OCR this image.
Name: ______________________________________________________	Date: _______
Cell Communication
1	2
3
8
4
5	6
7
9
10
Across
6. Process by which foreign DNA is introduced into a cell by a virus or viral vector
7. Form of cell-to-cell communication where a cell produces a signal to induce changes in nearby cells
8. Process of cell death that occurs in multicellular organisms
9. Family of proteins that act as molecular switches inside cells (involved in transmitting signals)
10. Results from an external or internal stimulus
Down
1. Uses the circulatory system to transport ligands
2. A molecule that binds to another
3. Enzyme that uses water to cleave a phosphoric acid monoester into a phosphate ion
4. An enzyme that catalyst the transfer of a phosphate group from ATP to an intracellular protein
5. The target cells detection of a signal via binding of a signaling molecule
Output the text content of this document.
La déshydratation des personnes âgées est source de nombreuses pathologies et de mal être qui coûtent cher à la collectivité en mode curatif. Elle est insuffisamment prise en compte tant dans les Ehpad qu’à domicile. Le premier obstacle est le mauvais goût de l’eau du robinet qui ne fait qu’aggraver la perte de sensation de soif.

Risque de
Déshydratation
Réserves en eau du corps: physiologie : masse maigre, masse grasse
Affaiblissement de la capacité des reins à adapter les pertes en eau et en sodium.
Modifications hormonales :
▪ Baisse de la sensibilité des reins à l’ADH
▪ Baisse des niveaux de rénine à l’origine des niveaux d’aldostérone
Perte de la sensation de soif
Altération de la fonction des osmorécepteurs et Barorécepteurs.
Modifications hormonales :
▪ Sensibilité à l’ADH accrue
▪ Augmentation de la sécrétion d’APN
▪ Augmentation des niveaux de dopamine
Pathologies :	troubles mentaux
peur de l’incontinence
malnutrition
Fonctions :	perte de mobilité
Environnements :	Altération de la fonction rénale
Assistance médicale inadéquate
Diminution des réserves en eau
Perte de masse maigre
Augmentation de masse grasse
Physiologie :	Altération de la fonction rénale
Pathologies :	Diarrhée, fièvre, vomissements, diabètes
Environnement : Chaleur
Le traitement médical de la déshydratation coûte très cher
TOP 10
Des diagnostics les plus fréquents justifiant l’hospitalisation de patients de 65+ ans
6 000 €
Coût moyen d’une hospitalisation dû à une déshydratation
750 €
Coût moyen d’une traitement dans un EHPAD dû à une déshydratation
* * * *
§ Exercise details:
Please repeat the listing word for word.

§ Expected answer:
OCR this image.
Name: ______________________________________________________	Date: _______
Cell Communication
1	2
3
8
4
5	6
7
9
10
Across
6. Process by which foreign DNA is introduced into a cell by a virus or viral vector
7. Form of cell-to-cell communication where a cell produces a signal to induce changes in nearby cells
8. Process of cell death that occurs in multicellular organisms
9. Family of proteins that act as molecular switches inside cells (involved in transmitting signals)
10. Results from an external or internal stimulus
Down
1. Uses the circulatory system to transport ligands
2. A molecule that binds to another
3. Enzyme that uses water to cleave a phosphoric acid monoester into a phosphate ion
4. An enzyme that catalyst the transfer of a phosphate group from ATP to an intracellular protein
5. The target cells detection of a signal via binding of a signaling molecule
Output the text content of this document.
La déshydratation des personnes âgées est source de nombreuses pathologies et de mal être qui coûtent cher à la collectivité en mode curatif. Elle est insuffisamment prise en compte tant dans les Ehpad qu’à domicile. Le premier obstacle est le mauvais goût de l’eau du robinet qui ne fait qu’aggraver la perte de sensation de soif.

Risque de
Déshydratation
Réserves en eau du corps: physiologie : masse maigre, masse grasse
Affaiblissement de la capacité des reins à adapter les pertes en eau et en sodium.
Modifications hormonales :
▪ Baisse de la sensibilité des reins à l’ADH
▪ Baisse des niveaux de rénine à l’origine des niveaux d’aldostérone
Perte de la sensation de soif
Altération de la fonction des osmorécepteurs et Barorécepteurs.
Modifications hormonales :
▪ Sensibilité à l’ADH accrue
▪ Augmentation de la sécrétion d’APN
▪ Augmentation des niveaux de dopamine
Pathologies :	troubles mentaux
peur de l’incontinence
malnutrition
Fonctions :	perte de mobilité
Environnements :	Altération de la fonction rénale
Assistance médicale inadéquate
Diminution des réserves en eau
Perte de masse maigre
Augmentation de masse grasse
Physiologie :	Altération de la fonction rénale
Pathologies :	Diarrhée, fièvre, vomissements, diabètes
Environnement : Chaleur
Le traitement médical de la déshydratation coûte très cher
TOP 10
Des diagnostics les plus fréquents justifiant l’hospitalisation de patients de 65+ ans
6 000 €
Coût moyen d’une hospitalisation dû à une déshydratation
750 €
Coût moyen d’une traitement dans un EHPAD dû à une déshydratation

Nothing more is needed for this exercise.